_Records provided_:
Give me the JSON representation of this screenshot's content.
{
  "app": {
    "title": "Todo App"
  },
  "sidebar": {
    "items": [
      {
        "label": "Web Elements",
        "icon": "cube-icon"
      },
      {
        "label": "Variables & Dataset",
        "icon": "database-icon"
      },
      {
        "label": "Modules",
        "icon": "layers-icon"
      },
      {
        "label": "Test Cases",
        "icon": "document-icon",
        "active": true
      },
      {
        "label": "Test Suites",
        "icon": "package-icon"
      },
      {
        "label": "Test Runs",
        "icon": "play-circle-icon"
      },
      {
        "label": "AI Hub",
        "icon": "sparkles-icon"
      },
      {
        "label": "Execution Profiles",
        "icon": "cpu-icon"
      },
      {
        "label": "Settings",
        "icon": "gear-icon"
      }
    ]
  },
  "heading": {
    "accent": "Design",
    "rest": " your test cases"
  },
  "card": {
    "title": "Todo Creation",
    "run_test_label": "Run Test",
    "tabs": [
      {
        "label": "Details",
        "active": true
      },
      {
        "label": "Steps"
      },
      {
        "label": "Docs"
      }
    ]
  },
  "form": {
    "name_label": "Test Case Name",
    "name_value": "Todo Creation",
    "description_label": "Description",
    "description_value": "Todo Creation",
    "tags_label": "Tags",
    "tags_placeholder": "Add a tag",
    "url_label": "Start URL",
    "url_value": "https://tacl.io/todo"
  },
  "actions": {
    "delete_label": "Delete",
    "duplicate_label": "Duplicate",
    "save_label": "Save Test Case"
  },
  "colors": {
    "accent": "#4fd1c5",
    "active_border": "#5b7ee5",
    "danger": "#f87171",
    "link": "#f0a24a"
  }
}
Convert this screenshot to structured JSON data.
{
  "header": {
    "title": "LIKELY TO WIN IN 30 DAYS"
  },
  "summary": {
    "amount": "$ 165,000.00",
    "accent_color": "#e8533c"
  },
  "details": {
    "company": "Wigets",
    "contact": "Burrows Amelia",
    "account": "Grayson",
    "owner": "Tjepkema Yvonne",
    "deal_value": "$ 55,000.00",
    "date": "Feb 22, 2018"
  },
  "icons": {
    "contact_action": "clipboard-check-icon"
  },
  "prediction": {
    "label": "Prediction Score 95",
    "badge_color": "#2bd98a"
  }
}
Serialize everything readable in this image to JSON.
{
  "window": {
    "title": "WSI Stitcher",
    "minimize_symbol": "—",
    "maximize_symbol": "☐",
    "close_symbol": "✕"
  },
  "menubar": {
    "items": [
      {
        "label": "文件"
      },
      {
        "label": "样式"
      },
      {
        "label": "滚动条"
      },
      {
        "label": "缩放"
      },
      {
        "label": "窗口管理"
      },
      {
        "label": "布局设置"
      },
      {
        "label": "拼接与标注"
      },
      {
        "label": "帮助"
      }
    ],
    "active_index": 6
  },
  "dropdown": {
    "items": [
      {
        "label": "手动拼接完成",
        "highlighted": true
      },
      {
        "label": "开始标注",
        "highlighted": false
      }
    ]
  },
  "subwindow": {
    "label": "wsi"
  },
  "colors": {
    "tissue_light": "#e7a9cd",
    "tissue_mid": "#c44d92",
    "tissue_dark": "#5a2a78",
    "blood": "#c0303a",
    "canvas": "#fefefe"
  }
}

_Task prompt_:
Reproduce each entry from the records above, character for character.

_Answer below_:
Give me the JSON representation of this screenshot's content.
{
  "app": {
    "title": "Todo App"
  },
  "sidebar": {
    "items": [
      {
        "label": "Web Elements",
        "icon": "cube-icon"
      },
      {
        "label": "Variables & Dataset",
        "icon": "database-icon"
      },
      {
        "label": "Modules",
        "icon": "layers-icon"
      },
      {
        "label": "Test Cases",
        "icon": "document-icon",
        "active": true
      },
      {
        "label": "Test Suites",
        "icon": "package-icon"
      },
      {
        "label": "Test Runs",
        "icon": "play-circle-icon"
      },
      {
        "label": "AI Hub",
        "icon": "sparkles-icon"
      },
      {
        "label": "Execution Profiles",
        "icon": "cpu-icon"
      },
      {
        "label": "Settings",
        "icon": "gear-icon"
      }
    ]
  },
  "heading": {
    "accent": "Design",
    "rest": " your test cases"
  },
  "card": {
    "title": "Todo Creation",
    "run_test_label": "Run Test",
    "tabs": [
      {
        "label": "Details",
        "active": true
      },
      {
        "label": "Steps"
      },
      {
        "label": "Docs"
      }
    ]
  },
  "form": {
    "name_label": "Test Case Name",
    "name_value": "Todo Creation",
    "description_label": "Description",
    "description_value": "Todo Creation",
    "tags_label": "Tags",
    "tags_placeholder": "Add a tag",
    "url_label": "Start URL",
    "url_value": "https://tacl.io/todo"
  },
  "actions": {
    "delete_label": "Delete",
    "duplicate_label": "Duplicate",
    "save_label": "Save Test Case"
  },
  "colors": {
    "accent": "#4fd1c5",
    "active_border": "#5b7ee5",
    "danger": "#f87171",
    "link": "#f0a24a"
  }
}
Convert this screenshot to structured JSON data.
{
  "header": {
    "title": "LIKELY TO WIN IN 30 DAYS"
  },
  "summary": {
    "amount": "$ 165,000.00",
    "accent_color": "#e8533c"
  },
  "details": {
    "company": "Wigets",
    "contact": "Burrows Amelia",
    "account": "Grayson",
    "owner": "Tjepkema Yvonne",
    "deal_value": "$ 55,000.00",
    "date": "Feb 22, 2018"
  },
  "icons": {
    "contact_action": "clipboard-check-icon"
  },
  "prediction": {
    "label": "Prediction Score 95",
    "badge_color": "#2bd98a"
  }
}
Serialize everything readable in this image to JSON.
{
  "window": {
    "title": "WSI Stitcher",
    "minimize_symbol": "—",
    "maximize_symbol": "☐",
    "close_symbol": "✕"
  },
  "menubar": {
    "items": [
      {
        "label": "文件"
      },
      {
        "label": "样式"
      },
      {
        "label": "滚动条"
      },
      {
        "label": "缩放"
      },
      {
        "label": "窗口管理"
      },
      {
        "label": "布局设置"
      },
      {
        "label": "拼接与标注"
      },
      {
        "label": "帮助"
      }
    ],
    "active_index": 6
  },
  "dropdown": {
    "items": [
      {
        "label": "手动拼接完成",
        "highlighted": true
      },
      {
        "label": "开始标注",
        "highlighted": false
      }
    ]
  },
  "subwindow": {
    "label": "wsi"
  },
  "colors": {
    "tissue_light": "#e7a9cd",
    "tissue_mid": "#c44d92",
    "tissue_dark": "#5a2a78",
    "blood": "#c0303a",
    "canvas": "#fefefe"
  }
}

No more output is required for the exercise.